··· Dataset entries
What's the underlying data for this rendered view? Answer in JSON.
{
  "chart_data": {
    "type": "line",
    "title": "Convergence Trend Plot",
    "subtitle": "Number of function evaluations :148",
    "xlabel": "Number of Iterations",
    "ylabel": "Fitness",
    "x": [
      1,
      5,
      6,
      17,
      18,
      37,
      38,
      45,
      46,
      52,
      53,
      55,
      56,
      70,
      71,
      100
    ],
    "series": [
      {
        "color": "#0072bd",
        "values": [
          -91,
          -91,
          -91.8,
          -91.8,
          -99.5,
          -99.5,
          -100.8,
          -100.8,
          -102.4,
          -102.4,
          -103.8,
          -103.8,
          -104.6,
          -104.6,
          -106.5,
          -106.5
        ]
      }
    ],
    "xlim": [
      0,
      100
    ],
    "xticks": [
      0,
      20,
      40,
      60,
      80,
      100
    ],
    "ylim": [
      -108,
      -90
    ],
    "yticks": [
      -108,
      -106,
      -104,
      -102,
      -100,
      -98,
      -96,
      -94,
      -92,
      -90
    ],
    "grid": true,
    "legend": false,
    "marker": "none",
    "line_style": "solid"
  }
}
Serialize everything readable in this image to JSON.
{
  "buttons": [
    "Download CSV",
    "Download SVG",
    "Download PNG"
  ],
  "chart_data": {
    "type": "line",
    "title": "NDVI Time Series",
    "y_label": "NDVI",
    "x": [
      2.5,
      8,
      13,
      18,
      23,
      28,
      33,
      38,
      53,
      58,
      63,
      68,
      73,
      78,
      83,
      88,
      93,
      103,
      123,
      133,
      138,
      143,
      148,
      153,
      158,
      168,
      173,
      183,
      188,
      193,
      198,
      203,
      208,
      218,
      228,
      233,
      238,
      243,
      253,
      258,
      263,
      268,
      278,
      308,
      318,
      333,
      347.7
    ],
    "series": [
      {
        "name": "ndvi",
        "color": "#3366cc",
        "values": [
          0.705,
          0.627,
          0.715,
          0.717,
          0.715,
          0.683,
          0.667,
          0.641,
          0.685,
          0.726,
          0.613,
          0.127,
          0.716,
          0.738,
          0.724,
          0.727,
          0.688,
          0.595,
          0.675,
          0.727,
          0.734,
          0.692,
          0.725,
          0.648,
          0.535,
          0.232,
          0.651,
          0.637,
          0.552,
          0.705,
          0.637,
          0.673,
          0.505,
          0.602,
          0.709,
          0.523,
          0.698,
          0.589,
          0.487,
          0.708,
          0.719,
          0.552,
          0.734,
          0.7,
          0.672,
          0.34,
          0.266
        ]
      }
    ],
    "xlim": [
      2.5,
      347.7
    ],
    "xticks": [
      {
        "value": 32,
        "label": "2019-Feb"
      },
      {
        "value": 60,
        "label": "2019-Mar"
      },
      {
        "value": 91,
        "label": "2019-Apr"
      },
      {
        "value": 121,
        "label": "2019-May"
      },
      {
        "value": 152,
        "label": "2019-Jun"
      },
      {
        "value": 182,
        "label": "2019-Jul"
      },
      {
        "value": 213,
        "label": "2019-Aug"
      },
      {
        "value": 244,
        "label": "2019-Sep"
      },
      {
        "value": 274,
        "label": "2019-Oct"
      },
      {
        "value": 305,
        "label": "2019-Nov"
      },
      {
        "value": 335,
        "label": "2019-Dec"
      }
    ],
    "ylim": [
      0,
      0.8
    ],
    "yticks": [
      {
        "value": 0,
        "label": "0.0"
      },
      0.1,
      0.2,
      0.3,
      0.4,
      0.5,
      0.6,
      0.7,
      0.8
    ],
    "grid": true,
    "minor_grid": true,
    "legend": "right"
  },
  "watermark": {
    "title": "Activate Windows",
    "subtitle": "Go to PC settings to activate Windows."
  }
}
······
What you should do
Check every line of the data, and copy the ones that contain "Number".

Task result
    "subtitle": "Number of function evaluations :148",
    "xlabel": "Number of Iterations",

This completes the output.